··· Extracted records

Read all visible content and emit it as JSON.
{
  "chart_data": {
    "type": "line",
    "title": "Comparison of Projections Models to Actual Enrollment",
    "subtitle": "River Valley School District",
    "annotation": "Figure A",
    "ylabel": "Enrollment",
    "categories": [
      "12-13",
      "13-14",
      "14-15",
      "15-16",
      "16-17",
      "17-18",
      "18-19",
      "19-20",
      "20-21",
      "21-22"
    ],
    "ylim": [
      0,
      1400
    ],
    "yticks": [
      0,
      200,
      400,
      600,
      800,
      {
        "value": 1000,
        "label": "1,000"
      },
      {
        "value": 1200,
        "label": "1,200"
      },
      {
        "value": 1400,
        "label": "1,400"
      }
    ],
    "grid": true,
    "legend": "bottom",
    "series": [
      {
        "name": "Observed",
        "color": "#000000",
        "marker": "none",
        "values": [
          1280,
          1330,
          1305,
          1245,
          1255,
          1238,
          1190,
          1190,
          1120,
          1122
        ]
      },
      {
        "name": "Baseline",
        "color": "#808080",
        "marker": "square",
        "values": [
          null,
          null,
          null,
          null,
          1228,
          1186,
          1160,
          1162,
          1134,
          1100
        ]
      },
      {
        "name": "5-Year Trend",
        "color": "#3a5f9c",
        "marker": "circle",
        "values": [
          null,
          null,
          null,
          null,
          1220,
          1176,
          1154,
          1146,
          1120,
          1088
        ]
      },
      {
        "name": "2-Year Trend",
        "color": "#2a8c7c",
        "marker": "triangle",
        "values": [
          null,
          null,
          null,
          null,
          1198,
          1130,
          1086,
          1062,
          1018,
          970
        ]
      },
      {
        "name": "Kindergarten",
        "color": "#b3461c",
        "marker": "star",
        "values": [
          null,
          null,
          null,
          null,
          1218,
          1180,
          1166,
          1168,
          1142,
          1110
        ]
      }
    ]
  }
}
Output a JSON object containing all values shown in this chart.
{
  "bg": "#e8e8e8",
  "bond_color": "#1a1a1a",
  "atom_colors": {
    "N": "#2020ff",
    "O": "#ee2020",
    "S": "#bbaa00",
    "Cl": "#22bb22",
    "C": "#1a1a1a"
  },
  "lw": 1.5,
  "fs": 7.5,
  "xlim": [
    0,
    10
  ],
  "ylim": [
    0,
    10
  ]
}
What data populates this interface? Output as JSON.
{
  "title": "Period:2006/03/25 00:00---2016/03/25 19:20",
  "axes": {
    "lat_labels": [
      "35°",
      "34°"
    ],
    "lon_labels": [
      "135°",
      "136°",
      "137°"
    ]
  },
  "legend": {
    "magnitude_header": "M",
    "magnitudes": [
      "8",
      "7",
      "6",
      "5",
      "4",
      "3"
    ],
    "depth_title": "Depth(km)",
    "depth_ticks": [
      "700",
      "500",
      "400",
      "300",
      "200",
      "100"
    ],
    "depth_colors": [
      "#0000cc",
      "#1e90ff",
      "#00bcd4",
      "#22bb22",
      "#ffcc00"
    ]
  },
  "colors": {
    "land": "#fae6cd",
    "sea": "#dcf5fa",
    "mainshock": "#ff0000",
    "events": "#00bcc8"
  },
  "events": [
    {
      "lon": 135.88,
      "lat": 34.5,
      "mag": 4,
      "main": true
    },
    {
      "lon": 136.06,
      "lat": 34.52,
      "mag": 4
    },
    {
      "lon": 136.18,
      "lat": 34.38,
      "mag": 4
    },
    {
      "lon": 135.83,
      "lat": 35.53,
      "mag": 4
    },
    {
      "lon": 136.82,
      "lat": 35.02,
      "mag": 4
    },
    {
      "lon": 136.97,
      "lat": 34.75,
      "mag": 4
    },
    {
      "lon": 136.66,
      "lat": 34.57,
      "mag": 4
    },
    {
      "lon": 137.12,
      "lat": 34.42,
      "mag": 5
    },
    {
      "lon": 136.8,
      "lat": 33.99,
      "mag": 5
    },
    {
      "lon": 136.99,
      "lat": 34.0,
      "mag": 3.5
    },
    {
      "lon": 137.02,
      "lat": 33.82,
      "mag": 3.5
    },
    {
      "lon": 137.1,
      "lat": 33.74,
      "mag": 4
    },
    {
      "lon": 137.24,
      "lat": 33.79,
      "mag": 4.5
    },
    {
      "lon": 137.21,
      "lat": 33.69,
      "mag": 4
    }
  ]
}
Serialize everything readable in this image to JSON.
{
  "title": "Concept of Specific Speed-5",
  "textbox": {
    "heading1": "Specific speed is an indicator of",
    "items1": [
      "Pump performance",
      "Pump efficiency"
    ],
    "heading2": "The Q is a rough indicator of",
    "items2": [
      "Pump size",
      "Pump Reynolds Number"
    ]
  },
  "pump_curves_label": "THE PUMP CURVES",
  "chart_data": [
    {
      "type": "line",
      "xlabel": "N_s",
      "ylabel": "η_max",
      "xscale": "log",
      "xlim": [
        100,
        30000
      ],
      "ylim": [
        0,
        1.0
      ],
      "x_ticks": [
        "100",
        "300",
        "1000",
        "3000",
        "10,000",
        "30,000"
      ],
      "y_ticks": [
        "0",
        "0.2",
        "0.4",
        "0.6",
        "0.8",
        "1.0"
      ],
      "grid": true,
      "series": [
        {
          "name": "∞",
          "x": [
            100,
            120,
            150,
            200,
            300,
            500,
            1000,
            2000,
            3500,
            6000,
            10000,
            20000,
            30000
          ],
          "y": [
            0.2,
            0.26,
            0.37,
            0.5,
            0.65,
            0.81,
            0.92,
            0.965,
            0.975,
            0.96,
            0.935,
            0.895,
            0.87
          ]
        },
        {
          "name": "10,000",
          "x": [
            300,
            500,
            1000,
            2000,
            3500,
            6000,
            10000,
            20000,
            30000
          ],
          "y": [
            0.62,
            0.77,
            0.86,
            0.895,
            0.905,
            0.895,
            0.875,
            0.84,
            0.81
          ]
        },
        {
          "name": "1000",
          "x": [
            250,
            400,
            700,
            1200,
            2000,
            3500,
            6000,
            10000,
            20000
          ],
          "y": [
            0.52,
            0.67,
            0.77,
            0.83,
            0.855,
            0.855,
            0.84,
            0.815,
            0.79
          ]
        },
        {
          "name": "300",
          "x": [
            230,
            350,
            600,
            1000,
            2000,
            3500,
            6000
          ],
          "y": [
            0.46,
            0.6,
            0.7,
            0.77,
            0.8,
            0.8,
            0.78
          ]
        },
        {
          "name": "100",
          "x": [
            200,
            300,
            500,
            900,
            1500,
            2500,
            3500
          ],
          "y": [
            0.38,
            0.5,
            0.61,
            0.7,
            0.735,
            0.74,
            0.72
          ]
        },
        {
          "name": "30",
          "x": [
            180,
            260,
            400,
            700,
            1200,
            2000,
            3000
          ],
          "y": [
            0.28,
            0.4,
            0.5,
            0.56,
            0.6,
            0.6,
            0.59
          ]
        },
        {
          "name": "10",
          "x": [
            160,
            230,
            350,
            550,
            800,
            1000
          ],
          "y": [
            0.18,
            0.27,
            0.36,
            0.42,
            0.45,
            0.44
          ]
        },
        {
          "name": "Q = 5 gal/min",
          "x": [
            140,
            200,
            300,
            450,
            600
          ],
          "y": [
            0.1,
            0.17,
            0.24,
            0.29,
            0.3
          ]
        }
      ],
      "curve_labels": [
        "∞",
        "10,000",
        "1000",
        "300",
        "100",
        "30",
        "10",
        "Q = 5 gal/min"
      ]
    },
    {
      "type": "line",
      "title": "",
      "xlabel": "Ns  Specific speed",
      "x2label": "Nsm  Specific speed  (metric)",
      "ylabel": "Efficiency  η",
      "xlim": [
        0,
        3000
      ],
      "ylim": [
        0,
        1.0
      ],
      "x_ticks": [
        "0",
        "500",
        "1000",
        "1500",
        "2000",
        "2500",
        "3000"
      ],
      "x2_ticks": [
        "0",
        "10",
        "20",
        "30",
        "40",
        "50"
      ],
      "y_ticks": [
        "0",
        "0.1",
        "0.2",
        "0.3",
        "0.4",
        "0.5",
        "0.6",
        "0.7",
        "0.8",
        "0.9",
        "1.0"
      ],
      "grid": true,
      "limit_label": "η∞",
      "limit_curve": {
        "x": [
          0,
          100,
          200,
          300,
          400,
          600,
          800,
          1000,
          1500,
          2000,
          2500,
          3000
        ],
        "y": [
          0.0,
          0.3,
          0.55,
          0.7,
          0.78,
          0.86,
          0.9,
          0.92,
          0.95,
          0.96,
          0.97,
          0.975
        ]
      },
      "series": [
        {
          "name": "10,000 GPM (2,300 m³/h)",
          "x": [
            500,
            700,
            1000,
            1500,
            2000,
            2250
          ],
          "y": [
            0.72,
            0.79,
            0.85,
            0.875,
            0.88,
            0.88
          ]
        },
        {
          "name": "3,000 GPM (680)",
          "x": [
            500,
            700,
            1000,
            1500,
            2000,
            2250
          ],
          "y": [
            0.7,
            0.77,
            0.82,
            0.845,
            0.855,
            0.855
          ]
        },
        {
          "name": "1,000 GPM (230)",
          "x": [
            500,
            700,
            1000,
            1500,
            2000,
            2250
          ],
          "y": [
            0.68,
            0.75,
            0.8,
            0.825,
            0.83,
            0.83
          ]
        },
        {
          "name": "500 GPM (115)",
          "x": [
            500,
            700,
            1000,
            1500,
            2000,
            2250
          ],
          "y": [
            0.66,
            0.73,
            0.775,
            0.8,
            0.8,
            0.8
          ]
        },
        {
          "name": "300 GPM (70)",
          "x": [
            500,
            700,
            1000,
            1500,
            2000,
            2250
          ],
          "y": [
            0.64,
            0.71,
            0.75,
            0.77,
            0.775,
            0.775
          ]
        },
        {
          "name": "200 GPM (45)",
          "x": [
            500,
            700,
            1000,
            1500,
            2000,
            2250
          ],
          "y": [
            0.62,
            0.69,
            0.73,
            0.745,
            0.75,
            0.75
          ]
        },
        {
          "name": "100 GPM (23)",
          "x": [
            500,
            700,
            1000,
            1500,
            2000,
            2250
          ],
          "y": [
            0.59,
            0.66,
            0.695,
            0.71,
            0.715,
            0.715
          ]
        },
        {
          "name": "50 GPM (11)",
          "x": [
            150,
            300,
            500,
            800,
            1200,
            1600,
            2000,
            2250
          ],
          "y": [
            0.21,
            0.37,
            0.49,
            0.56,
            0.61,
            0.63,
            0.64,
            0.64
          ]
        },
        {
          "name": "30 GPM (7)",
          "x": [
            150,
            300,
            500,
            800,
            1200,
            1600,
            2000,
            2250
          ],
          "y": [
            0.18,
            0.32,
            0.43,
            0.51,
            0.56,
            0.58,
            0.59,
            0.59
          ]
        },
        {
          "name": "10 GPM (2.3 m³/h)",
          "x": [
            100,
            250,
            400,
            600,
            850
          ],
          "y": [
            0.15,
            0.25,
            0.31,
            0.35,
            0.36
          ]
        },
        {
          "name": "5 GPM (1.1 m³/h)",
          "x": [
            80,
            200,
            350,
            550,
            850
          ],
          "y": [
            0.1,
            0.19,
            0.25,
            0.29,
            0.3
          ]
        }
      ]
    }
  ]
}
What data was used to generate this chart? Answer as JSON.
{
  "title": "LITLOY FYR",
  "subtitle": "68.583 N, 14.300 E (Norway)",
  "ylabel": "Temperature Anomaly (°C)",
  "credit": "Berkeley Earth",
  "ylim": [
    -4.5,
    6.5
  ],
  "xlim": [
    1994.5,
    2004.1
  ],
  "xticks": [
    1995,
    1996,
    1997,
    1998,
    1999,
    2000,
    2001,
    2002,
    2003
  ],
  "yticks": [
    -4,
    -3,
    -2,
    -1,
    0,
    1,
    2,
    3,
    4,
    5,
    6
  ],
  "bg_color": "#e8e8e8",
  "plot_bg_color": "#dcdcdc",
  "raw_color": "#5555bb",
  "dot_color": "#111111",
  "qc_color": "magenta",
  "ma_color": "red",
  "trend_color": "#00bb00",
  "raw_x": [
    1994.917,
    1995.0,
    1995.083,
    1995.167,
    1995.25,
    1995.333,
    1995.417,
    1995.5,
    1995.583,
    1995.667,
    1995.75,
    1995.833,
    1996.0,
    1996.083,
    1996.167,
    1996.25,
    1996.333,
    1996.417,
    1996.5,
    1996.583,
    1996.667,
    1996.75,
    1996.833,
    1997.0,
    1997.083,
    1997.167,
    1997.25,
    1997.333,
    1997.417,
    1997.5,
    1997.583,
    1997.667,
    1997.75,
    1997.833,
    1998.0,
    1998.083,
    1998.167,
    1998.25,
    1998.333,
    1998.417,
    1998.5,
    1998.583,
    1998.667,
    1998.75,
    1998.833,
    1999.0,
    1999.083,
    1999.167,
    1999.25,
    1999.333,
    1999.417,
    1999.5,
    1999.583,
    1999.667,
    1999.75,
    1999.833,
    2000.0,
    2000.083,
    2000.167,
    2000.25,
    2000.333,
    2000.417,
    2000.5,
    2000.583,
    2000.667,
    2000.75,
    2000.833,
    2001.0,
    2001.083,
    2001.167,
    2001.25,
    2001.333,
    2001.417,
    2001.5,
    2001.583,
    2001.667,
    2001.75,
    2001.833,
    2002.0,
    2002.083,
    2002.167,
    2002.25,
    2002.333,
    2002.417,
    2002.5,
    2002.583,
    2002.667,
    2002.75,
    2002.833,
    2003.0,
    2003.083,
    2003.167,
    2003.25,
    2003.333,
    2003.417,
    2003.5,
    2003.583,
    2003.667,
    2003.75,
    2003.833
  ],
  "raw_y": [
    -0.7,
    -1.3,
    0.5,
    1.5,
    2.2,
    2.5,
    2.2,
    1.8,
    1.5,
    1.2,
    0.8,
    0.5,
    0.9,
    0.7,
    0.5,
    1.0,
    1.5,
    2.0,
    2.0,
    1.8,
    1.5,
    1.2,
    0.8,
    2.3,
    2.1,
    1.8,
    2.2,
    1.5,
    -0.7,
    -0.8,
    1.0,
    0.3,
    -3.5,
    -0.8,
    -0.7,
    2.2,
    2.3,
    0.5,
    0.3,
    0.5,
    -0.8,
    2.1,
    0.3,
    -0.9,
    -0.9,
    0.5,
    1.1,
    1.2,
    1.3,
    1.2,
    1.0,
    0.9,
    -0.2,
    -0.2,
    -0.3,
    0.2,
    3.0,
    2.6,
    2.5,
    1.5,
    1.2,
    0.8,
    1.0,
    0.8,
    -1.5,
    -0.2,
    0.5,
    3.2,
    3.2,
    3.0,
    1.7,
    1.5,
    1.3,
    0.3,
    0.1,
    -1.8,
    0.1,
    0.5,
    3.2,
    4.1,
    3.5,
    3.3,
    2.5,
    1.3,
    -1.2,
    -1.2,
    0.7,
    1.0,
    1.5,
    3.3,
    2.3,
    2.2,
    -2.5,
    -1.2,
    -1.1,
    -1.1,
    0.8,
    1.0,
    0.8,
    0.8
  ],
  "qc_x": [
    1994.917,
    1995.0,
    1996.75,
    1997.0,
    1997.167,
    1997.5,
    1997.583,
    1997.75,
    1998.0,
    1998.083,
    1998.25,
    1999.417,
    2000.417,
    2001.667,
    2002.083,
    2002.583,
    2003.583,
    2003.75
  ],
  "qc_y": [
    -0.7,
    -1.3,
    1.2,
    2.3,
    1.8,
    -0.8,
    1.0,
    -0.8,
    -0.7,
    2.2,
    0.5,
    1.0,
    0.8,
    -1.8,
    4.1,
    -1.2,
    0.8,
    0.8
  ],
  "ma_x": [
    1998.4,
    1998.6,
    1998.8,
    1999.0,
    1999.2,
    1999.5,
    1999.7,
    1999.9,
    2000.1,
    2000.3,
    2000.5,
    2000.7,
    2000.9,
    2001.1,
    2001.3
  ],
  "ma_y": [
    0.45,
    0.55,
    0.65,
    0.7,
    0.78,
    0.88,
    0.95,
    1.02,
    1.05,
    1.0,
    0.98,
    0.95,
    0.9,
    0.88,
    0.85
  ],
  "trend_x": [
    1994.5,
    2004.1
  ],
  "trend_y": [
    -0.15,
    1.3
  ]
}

······

**Task instructions:** Identify every line above with the string "true" in it. Copy those lines.

**Exercise result:**
    "grid": true,
      "main": true
      "grid": true,
      "grid": true,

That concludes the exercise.